Things to do -
1: In the knowledge tracing excerpt, what batch size is set for the CL-PTKT model?
2: Decide whether each statement agrees with the knowledge tracing excerpt: (a) The Eedi dataset contains 948 exercises. (b) The SCD dataset was collected from students in a Java course. (c) The CL-PTKT model is optimized with stochastic gradient descent.
3: Reproduce word for word the part of the knowledge tracing excerpt that opens with the words containing "The ASSISTment2017 dataset" and closes with "and 3,162 exercises.".

Top of Page text

The ASSISTment0910 dataset was collected by the ASSISTments online learning system during the 2009-2010 school year and contains records of unanswered and repeated exercises. It contains 4,217 students, 401,756 knowledge interactions, 123 knowledge points and 26,688 exercises.
The ASSISTment2017 dataset was collected by the ASSISTments online learning system during the 2017–2018 academic year and contains records of unanswered and repeated exercises. It contains 1,709 students, 942,816 knowledge interactions, 102 knowledge points and 3,162 exercises.
The Eedi dataset was released by the NeuralPS2020 Education Challenge and consists of four task datasets. In this paper, Task 3 and Task 4 parts of this dataset are selected for the knowledge tracing task. It contains 4,918 students, 1,048,575 knowledge interactions, and 948 exercises. Since there is no official information on which knowledge points are included in the exercises, each exercise is treated as a knowledge point in this paper.
The SCD dataset was a smart classroom dataset consisting of historical behavioral data of students attending the C Programming course in the year 2022. It contains 8 classroom videos teaching the process of the knowledge points, 58 students, 11,312 knowledge interactions data, 37 knowledge points and 45 exercises.
Because the Assistment0910, Assistment2017, and Eedi datasets do not contain information about the classroom network of the learner. They are supplemented with a value of 0 in these three datasets to ensure the wholeness of the model and to minimize the impact on the datasets. The statistics of the four datasets are shown in Table 2.
Evaluation indicators and baseline model
In order to evaluate the performance of the CL-PTKT model proposed in this paper, AUC, ACC, MAE and RMSE are used as evaluation metrics, which are also commonly used in knowledge tracing models.
In order to validate the advantages of the CL-PTKT model. Five baseline models are used for comparison experiments with the CL-PTKT model on four datasets, as shown in Table 3.
Experimental environment and hyper-parameter settings
The experimental environment of this paper is shown in Table 4.
In the CL-PTKT model, the learning rate is set to 0.001. The length of the input feature sequence l is set to 100. The number of one-sided LSTM layers is set to 1. The embedding dimension of the hidden layer is set to 200. The batch size of the model is set to 64, and the gradient descent optimization is carried out using the Adam optimizer.
Results
The ROC curves for each model on the Assistment0910, Assistment2017, Eedi and SCD datasets as shown in Fig 8. The ROC curves for each model confronting the e-learning platform dataset using only the knowledge point test question data as shown in Fig 8a–c. The analysis shows that the AUC value of the CL-PTKT model is better than that of the baseline model. Even if they are online platform datasets using only the knowledge point test data. Fig 8d represents the diagnostic performance of the model on the SCD dataset. The CL-PTKT model that incorporates learners’ classroom network structured learning engagement exhibits better performance.
The performance metrics of the CL-PTKT model on the Assistment0910, Assistment2017, Eedi, and SCD datasets with other baseline models are shown in Table 5 and analyzed as follows:
- (1) The method proposed in this paper achieves the best performance in most of the evaluation metrics. In the SCD dataset, most of the evaluation metrics are better than the baseline model, and that demonstrates the effectiveness of integrating the classroom network structure learning engagement.

Bottom of Page text
Top of Data to examine

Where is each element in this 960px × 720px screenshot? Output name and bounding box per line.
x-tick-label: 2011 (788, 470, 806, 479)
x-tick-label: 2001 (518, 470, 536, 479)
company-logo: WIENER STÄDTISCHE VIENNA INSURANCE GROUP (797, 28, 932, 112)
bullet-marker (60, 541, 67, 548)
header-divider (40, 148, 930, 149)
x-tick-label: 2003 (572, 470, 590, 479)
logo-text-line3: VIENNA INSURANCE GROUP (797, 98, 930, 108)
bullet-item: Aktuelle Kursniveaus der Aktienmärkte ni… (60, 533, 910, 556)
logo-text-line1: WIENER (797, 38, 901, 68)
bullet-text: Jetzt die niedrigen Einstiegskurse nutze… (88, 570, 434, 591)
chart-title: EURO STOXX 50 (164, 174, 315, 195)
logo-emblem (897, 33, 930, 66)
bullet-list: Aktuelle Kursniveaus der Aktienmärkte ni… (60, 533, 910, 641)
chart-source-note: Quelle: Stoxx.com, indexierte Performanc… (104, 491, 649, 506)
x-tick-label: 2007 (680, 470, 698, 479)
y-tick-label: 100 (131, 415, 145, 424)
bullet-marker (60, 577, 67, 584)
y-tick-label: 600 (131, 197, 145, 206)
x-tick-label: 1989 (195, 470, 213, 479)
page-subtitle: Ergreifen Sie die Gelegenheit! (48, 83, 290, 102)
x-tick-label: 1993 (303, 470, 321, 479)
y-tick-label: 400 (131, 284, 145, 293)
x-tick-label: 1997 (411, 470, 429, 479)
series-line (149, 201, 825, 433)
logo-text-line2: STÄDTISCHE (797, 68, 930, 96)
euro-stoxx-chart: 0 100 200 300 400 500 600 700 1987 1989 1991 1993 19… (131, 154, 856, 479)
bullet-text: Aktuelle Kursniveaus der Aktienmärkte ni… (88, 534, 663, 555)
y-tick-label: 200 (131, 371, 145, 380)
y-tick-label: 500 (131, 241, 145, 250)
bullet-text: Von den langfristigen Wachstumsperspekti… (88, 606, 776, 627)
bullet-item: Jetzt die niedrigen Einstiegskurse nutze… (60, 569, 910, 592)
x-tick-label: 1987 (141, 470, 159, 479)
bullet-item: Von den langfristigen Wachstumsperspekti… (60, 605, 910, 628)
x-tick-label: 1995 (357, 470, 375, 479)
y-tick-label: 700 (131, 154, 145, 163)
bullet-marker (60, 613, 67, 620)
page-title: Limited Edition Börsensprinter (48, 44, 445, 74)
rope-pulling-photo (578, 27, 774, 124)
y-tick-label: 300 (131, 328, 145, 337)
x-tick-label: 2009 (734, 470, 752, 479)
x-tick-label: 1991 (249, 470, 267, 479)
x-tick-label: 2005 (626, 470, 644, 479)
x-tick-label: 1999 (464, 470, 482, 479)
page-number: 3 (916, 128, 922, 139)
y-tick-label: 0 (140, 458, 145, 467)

Bottom of Data to examine

Solutions to the exercise -
1: 64

2:
(a) Yes: "It contains 4,918 students, 1,048,575 knowledge interactions, and 948 exercises."
(b) No: "students attending the C Programming course in the year 2022"
(c) No: "the gradient descent optimization is carried out using the Adam optimizer"

3:
The ASSISTment2017 dataset was collected by the ASSISTments online learning system during the 2017–2018 academic year and contains records of unanswered and repeated exercises. It contains 1,709 students, 942,816 knowledge interactions, 102 knowledge points and 3,162 exercises.